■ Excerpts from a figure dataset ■
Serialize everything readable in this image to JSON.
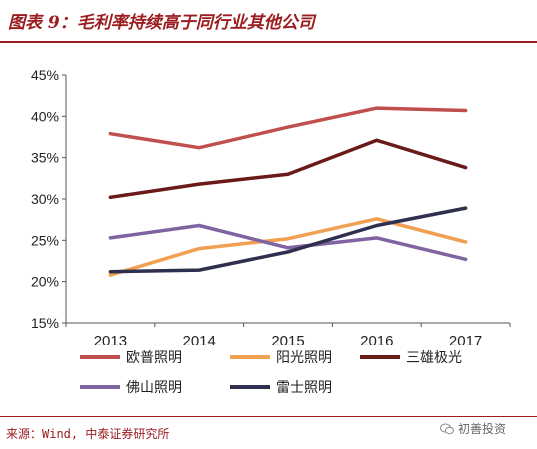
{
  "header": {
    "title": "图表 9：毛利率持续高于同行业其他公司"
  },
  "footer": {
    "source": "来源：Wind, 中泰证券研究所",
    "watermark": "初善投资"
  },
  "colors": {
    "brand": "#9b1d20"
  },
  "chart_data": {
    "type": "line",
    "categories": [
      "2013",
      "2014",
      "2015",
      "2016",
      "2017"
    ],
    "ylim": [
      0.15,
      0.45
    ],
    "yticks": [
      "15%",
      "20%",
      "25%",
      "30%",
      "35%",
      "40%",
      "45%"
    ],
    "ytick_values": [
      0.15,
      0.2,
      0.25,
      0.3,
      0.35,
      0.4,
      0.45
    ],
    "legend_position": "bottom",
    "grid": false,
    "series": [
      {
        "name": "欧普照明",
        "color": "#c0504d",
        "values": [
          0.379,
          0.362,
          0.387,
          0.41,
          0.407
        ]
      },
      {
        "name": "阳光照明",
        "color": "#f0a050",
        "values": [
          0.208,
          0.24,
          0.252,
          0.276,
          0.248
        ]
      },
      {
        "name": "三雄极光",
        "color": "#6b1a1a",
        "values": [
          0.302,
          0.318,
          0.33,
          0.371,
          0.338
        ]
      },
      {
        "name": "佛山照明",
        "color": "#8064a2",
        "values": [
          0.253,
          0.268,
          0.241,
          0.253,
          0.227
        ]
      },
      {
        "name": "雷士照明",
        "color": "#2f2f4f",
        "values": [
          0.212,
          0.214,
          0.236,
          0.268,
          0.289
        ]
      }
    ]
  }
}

■ Goal ■
Copy all lines from the entries that contain the word "name".

■ Exercise result ■
        "name": "欧普照明",
        "name": "阳光照明",
        "name": "三雄极光",
        "name": "佛山照明",
        "name": "雷士照明",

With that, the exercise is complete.